» **Exercise prompt**: Locate the word "各级行政机关" in the data below, then copy every line that holds it.

Dataset items:
◆ ◆ ◆ ◆ ◆ ◆ ◆

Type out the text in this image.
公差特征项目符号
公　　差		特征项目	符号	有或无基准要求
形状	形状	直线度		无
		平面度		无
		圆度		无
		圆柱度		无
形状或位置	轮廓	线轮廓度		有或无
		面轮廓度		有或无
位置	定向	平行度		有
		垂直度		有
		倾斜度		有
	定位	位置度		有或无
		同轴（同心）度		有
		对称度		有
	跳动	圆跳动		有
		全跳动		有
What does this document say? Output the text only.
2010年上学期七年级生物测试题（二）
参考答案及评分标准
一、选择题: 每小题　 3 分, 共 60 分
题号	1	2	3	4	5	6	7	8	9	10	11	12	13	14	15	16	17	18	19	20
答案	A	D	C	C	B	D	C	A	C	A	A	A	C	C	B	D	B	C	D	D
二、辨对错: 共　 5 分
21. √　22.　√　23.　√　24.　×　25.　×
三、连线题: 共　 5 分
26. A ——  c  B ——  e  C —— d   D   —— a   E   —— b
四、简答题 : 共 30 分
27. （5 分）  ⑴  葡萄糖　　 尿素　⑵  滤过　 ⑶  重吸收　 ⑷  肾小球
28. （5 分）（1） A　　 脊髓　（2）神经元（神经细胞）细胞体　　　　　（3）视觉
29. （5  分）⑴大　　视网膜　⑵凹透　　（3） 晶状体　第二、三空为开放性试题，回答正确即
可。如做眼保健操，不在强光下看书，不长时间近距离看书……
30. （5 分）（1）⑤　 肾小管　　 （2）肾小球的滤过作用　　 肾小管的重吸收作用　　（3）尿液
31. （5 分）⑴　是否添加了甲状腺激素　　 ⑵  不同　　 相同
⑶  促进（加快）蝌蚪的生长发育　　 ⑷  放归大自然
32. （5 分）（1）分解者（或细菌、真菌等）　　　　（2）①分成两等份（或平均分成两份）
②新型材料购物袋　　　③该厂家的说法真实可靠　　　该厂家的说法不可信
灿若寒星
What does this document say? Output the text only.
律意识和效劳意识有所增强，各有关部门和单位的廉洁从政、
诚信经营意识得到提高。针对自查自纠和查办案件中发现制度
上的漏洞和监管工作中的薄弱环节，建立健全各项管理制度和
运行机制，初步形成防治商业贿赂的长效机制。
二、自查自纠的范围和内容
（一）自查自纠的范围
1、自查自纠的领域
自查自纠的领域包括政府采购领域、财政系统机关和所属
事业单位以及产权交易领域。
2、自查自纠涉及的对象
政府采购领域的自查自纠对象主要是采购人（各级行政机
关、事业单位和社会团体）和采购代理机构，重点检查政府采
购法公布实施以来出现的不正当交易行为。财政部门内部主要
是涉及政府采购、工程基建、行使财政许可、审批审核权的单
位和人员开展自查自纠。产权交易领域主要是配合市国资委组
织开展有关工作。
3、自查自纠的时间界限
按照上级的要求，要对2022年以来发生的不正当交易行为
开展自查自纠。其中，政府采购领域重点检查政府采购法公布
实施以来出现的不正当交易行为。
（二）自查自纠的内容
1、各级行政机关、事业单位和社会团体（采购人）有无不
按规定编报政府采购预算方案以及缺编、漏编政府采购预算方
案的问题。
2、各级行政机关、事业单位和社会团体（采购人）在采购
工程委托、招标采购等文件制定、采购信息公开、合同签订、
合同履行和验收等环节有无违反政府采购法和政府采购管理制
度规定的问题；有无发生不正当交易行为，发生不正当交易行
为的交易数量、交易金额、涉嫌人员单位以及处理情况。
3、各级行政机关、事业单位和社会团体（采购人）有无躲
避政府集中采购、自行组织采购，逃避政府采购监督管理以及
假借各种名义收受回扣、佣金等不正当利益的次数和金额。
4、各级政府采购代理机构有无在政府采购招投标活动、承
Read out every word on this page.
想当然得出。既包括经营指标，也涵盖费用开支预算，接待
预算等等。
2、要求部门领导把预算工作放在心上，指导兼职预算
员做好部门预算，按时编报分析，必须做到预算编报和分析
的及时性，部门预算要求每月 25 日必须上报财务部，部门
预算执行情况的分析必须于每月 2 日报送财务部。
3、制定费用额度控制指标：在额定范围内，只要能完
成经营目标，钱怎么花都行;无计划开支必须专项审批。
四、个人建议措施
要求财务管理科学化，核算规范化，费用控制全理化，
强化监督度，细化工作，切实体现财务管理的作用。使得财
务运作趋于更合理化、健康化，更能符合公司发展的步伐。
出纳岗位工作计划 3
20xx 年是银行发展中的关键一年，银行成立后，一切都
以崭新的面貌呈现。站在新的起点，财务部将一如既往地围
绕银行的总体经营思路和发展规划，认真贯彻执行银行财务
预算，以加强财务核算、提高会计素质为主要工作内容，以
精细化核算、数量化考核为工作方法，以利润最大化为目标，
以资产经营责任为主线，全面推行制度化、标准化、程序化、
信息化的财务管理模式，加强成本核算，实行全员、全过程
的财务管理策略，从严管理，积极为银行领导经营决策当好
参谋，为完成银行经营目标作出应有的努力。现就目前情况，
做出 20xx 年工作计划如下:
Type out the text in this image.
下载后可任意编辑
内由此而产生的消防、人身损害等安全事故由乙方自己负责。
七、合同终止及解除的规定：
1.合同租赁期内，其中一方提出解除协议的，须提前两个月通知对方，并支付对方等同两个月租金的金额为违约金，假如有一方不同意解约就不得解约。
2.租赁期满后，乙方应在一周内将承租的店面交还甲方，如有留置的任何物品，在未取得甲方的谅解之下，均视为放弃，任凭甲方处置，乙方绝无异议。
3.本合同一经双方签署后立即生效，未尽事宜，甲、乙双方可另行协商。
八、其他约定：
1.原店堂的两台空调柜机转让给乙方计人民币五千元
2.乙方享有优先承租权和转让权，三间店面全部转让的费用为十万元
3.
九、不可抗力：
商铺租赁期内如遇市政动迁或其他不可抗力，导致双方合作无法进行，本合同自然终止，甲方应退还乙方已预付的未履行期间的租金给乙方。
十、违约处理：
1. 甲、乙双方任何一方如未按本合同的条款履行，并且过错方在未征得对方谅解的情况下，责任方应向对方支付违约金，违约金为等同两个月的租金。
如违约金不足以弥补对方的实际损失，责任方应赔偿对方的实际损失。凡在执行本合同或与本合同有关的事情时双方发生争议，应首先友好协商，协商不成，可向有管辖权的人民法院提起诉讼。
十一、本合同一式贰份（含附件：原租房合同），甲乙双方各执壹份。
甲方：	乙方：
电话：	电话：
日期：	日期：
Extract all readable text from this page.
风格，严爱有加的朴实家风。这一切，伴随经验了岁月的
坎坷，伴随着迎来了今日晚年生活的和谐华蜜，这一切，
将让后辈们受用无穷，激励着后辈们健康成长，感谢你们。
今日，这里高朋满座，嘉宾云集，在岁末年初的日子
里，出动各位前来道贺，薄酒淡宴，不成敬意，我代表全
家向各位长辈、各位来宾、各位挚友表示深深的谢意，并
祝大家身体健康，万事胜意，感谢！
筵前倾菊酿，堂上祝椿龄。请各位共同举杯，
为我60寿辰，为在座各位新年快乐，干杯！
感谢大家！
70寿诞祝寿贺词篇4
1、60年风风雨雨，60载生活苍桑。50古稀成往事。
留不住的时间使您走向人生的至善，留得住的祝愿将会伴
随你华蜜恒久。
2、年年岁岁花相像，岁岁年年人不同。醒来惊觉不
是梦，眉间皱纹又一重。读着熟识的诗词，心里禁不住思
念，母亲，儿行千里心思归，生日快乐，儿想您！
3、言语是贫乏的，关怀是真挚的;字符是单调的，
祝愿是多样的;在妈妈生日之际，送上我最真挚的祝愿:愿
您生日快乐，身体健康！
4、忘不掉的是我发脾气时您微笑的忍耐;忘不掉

◆ ◆ ◆ ◆ ◆ ◆ ◆

» **Response to this exercise**:
1、各级行政机关、事业单位和社会团体（采购人）有无不
2、各级行政机关、事业单位和社会团体（采购人）在采购
3、各级行政机关、事业单位和社会团体（采购人）有无躲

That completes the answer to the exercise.